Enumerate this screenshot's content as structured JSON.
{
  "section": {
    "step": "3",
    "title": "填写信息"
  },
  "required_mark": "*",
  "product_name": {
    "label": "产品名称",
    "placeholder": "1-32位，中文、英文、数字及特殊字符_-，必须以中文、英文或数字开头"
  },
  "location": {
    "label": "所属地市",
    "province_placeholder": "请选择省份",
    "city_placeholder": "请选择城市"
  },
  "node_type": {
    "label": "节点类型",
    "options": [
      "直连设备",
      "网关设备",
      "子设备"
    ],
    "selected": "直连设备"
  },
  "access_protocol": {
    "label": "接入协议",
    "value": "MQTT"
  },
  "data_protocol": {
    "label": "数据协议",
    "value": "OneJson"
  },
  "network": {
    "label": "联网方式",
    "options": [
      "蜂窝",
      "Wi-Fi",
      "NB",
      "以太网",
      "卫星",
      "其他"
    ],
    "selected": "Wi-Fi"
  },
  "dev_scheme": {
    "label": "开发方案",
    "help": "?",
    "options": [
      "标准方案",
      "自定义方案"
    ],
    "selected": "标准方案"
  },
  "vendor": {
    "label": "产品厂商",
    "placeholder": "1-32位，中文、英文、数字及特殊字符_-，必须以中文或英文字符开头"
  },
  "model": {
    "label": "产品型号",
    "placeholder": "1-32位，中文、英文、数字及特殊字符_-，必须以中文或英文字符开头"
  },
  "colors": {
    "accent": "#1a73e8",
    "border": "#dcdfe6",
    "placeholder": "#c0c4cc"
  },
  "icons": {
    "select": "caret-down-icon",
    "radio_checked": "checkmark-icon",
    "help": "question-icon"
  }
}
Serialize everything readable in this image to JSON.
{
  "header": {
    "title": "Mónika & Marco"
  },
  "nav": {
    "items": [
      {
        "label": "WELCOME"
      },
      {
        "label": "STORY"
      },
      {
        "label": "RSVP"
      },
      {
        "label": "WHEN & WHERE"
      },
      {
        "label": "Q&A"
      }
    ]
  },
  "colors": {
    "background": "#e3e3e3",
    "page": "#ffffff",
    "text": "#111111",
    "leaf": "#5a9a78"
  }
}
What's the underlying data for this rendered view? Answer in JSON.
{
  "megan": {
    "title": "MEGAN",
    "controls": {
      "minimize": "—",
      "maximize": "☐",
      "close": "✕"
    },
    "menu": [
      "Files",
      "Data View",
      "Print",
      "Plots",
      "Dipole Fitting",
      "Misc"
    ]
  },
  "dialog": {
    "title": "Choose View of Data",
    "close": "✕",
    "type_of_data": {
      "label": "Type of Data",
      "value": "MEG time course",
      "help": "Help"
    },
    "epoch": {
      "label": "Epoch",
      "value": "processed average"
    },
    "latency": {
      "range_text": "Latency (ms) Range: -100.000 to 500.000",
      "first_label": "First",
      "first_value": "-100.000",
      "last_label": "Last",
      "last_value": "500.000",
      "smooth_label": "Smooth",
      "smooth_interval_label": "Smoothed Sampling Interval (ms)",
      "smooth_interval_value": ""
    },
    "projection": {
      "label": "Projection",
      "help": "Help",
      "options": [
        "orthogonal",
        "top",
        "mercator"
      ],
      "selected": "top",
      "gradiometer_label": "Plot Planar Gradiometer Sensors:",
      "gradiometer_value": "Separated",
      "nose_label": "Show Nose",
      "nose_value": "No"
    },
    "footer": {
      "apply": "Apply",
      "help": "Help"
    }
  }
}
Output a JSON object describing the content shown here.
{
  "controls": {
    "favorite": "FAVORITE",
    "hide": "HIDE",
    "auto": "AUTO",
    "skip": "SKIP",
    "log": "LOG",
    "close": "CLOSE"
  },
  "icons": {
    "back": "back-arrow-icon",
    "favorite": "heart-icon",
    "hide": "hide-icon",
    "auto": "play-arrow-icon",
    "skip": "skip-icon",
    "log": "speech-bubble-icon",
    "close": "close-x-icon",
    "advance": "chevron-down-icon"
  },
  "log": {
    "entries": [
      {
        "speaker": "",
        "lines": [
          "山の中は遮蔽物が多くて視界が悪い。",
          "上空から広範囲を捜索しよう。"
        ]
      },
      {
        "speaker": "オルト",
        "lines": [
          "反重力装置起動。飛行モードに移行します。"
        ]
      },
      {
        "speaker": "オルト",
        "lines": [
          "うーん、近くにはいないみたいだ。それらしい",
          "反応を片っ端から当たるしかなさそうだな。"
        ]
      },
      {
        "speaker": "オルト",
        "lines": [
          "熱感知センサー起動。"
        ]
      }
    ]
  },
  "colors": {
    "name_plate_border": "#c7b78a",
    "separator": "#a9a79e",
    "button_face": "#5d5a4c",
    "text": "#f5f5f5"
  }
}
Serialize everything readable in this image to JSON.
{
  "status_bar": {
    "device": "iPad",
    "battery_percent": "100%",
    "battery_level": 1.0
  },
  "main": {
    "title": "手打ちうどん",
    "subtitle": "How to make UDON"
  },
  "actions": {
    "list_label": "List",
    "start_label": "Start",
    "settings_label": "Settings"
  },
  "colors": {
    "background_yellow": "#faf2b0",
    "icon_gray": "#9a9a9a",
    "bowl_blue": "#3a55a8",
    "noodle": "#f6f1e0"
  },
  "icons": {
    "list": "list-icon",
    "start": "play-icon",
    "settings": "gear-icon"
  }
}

------------------------------------------------------------

◆ To do:
Reproduce the material exactly, with every line intact.

◆ Result of the task:
Enumerate this screenshot's content as structured JSON.
{
  "section": {
    "step": "3",
    "title": "填写信息"
  },
  "required_mark": "*",
  "product_name": {
    "label": "产品名称",
    "placeholder": "1-32位，中文、英文、数字及特殊字符_-，必须以中文、英文或数字开头"
  },
  "location": {
    "label": "所属地市",
    "province_placeholder": "请选择省份",
    "city_placeholder": "请选择城市"
  },
  "node_type": {
    "label": "节点类型",
    "options": [
      "直连设备",
      "网关设备",
      "子设备"
    ],
    "selected": "直连设备"
  },
  "access_protocol": {
    "label": "接入协议",
    "value": "MQTT"
  },
  "data_protocol": {
    "label": "数据协议",
    "value": "OneJson"
  },
  "network": {
    "label": "联网方式",
    "options": [
      "蜂窝",
      "Wi-Fi",
      "NB",
      "以太网",
      "卫星",
      "其他"
    ],
    "selected": "Wi-Fi"
  },
  "dev_scheme": {
    "label": "开发方案",
    "help": "?",
    "options": [
      "标准方案",
      "自定义方案"
    ],
    "selected": "标准方案"
  },
  "vendor": {
    "label": "产品厂商",
    "placeholder": "1-32位，中文、英文、数字及特殊字符_-，必须以中文或英文字符开头"
  },
  "model": {
    "label": "产品型号",
    "placeholder": "1-32位，中文、英文、数字及特殊字符_-，必须以中文或英文字符开头"
  },
  "colors": {
    "accent": "#1a73e8",
    "border": "#dcdfe6",
    "placeholder": "#c0c4cc"
  },
  "icons": {
    "select": "caret-down-icon",
    "radio_checked": "checkmark-icon",
    "help": "question-icon"
  }
}
Serialize everything readable in this image to JSON.
{
  "header": {
    "title": "Mónika & Marco"
  },
  "nav": {
    "items": [
      {
        "label": "WELCOME"
      },
      {
        "label": "STORY"
      },
      {
        "label": "RSVP"
      },
      {
        "label": "WHEN & WHERE"
      },
      {
        "label": "Q&A"
      }
    ]
  },
  "colors": {
    "background": "#e3e3e3",
    "page": "#ffffff",
    "text": "#111111",
    "leaf": "#5a9a78"
  }
}
What's the underlying data for this rendered view? Answer in JSON.
{
  "megan": {
    "title": "MEGAN",
    "controls": {
      "minimize": "—",
      "maximize": "☐",
      "close": "✕"
    },
    "menu": [
      "Files",
      "Data View",
      "Print",
      "Plots",
      "Dipole Fitting",
      "Misc"
    ]
  },
  "dialog": {
    "title": "Choose View of Data",
    "close": "✕",
    "type_of_data": {
      "label": "Type of Data",
      "value": "MEG time course",
      "help": "Help"
    },
    "epoch": {
      "label": "Epoch",
      "value": "processed average"
    },
    "latency": {
      "range_text": "Latency (ms) Range: -100.000 to 500.000",
      "first_label": "First",
      "first_value": "-100.000",
      "last_label": "Last",
      "last_value": "500.000",
      "smooth_label": "Smooth",
      "smooth_interval_label": "Smoothed Sampling Interval (ms)",
      "smooth_interval_value": ""
    },
    "projection": {
      "label": "Projection",
      "help": "Help",
      "options": [
        "orthogonal",
        "top",
        "mercator"
      ],
      "selected": "top",
      "gradiometer_label": "Plot Planar Gradiometer Sensors:",
      "gradiometer_value": "Separated",
      "nose_label": "Show Nose",
      "nose_value": "No"
    },
    "footer": {
      "apply": "Apply",
      "help": "Help"
    }
  }
}
Output a JSON object describing the content shown here.
{
  "controls": {
    "favorite": "FAVORITE",
    "hide": "HIDE",
    "auto": "AUTO",
    "skip": "SKIP",
    "log": "LOG",
    "close": "CLOSE"
  },
  "icons": {
    "back": "back-arrow-icon",
    "favorite": "heart-icon",
    "hide": "hide-icon",
    "auto": "play-arrow-icon",
    "skip": "skip-icon",
    "log": "speech-bubble-icon",
    "close": "close-x-icon",
    "advance": "chevron-down-icon"
  },
  "log": {
    "entries": [
      {
        "speaker": "",
        "lines": [
          "山の中は遮蔽物が多くて視界が悪い。",
          "上空から広範囲を捜索しよう。"
        ]
      },
      {
        "speaker": "オルト",
        "lines": [
          "反重力装置起動。飛行モードに移行します。"
        ]
      },
      {
        "speaker": "オルト",
        "lines": [
          "うーん、近くにはいないみたいだ。それらしい",
          "反応を片っ端から当たるしかなさそうだな。"
        ]
      },
      {
        "speaker": "オルト",
        "lines": [
          "熱感知センサー起動。"
        ]
      }
    ]
  },
  "colors": {
    "name_plate_border": "#c7b78a",
    "separator": "#a9a79e",
    "button_face": "#5d5a4c",
    "text": "#f5f5f5"
  }
}
Serialize everything readable in this image to JSON.
{
  "status_bar": {
    "device": "iPad",
    "battery_percent": "100%",
    "battery_level": 1.0
  },
  "main": {
    "title": "手打ちうどん",
    "subtitle": "How to make UDON"
  },
  "actions": {
    "list_label": "List",
    "start_label": "Start",
    "settings_label": "Settings"
  },
  "colors": {
    "background_yellow": "#faf2b0",
    "icon_gray": "#9a9a9a",
    "bowl_blue": "#3a55a8",
    "noodle": "#f6f1e0"
  },
  "icons": {
    "list": "list-icon",
    "start": "play-icon",
    "settings": "gear-icon"
  }
}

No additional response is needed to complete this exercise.